Entries provided:
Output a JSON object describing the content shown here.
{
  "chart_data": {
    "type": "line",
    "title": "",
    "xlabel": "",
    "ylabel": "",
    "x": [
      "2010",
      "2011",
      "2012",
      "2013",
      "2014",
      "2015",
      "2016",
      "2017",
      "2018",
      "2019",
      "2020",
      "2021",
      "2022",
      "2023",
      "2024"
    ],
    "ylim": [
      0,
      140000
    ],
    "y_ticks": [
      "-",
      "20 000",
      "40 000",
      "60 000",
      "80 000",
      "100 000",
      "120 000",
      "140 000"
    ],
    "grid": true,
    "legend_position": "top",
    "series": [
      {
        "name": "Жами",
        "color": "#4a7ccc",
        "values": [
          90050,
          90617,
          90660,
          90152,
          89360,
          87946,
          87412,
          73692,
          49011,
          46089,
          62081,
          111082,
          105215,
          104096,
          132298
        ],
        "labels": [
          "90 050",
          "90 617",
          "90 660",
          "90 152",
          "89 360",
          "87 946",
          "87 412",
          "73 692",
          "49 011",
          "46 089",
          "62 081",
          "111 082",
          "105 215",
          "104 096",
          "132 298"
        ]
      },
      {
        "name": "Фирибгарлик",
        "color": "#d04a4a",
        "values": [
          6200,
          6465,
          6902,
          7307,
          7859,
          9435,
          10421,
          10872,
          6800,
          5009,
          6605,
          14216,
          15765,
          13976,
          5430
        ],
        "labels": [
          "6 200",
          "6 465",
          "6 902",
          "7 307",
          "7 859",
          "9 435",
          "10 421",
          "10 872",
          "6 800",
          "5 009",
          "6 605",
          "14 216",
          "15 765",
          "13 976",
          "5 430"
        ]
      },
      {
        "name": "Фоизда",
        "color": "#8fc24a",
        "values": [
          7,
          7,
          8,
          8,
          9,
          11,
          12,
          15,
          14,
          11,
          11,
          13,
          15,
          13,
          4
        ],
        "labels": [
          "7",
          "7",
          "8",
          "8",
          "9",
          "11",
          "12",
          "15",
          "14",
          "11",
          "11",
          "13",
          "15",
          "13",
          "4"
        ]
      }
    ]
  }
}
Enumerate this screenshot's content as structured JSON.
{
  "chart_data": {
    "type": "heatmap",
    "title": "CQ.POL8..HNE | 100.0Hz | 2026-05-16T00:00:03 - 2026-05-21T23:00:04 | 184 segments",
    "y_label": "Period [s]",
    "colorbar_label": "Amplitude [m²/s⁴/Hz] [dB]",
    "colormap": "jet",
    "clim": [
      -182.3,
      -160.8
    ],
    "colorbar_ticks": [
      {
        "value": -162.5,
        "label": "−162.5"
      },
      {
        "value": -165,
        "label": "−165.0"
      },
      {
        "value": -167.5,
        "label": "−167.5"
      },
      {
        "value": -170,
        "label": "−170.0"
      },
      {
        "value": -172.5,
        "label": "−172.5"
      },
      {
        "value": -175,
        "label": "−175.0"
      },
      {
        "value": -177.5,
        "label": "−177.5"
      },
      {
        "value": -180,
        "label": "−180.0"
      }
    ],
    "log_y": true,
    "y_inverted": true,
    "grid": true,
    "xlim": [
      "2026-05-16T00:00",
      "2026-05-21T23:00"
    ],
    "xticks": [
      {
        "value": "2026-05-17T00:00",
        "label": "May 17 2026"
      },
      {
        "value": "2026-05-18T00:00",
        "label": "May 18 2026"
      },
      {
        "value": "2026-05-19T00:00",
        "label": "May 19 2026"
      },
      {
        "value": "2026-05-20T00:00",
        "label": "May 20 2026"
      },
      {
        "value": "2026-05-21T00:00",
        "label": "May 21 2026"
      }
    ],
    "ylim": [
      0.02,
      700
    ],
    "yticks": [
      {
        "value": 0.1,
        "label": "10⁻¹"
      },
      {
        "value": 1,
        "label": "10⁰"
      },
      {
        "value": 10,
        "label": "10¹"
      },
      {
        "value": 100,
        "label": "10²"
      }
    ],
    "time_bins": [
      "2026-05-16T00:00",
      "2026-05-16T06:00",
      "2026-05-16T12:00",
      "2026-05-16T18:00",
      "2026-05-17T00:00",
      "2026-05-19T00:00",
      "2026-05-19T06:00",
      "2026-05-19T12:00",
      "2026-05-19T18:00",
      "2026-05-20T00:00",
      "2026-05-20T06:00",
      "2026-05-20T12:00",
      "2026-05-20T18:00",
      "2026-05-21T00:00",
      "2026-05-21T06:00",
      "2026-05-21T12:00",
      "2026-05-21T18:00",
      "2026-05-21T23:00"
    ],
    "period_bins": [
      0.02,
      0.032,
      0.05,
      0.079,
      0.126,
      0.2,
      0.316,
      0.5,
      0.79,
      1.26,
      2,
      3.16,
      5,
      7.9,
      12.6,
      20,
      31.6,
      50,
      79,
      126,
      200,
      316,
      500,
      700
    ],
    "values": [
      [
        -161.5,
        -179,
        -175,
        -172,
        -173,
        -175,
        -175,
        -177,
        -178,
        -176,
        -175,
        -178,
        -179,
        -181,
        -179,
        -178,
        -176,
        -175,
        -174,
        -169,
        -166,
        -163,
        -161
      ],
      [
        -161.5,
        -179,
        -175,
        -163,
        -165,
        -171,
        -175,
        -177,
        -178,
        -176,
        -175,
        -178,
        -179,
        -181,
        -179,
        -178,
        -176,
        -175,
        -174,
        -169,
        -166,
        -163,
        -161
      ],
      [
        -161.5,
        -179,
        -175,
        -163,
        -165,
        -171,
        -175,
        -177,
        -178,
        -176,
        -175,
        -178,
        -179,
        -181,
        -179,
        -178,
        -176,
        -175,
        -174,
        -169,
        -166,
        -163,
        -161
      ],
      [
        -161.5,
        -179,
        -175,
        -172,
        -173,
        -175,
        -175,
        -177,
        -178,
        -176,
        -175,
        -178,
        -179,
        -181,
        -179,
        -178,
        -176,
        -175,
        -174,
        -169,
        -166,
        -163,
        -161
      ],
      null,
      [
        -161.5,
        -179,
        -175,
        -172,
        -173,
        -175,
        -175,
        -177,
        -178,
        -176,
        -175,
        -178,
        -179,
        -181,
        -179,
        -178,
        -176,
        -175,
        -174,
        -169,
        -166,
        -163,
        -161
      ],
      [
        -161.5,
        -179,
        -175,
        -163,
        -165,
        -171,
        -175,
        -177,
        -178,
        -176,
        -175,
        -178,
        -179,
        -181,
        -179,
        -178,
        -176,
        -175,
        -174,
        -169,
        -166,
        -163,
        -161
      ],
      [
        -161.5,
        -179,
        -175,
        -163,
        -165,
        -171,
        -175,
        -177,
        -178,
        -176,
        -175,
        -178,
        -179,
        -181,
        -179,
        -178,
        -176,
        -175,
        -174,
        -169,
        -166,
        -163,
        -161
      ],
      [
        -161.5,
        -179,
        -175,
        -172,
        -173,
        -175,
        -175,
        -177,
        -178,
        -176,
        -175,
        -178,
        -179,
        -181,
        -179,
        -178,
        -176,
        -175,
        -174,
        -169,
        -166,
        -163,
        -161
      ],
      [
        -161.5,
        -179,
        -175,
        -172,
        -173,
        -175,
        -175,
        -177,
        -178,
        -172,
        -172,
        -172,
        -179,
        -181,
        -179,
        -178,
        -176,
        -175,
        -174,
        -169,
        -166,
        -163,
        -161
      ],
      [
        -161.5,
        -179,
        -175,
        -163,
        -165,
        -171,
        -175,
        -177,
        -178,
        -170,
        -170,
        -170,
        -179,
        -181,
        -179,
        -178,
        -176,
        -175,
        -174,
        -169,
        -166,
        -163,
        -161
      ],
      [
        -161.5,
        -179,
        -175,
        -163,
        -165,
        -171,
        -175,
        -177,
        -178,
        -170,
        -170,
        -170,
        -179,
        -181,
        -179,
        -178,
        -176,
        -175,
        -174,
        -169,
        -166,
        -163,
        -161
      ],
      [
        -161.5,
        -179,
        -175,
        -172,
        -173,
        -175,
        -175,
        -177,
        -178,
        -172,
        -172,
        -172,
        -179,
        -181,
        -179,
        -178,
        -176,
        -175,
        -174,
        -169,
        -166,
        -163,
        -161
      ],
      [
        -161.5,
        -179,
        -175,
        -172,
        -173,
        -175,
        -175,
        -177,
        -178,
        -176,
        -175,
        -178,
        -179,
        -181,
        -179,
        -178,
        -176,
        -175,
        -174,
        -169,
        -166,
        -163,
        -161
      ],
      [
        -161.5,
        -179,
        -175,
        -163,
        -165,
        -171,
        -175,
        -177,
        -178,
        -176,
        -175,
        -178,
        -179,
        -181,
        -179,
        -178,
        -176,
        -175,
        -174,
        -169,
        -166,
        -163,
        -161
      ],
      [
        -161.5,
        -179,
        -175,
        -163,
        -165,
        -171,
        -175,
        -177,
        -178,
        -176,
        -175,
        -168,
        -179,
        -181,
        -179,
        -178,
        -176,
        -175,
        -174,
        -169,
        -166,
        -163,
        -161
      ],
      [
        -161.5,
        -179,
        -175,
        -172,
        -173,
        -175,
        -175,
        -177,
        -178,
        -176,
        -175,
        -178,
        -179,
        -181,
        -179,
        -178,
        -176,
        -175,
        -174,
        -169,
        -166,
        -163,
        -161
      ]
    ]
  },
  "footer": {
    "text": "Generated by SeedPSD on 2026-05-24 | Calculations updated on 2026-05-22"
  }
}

Problem description: Give only the number of lines in the entries above that contain the string "true".

Result: 4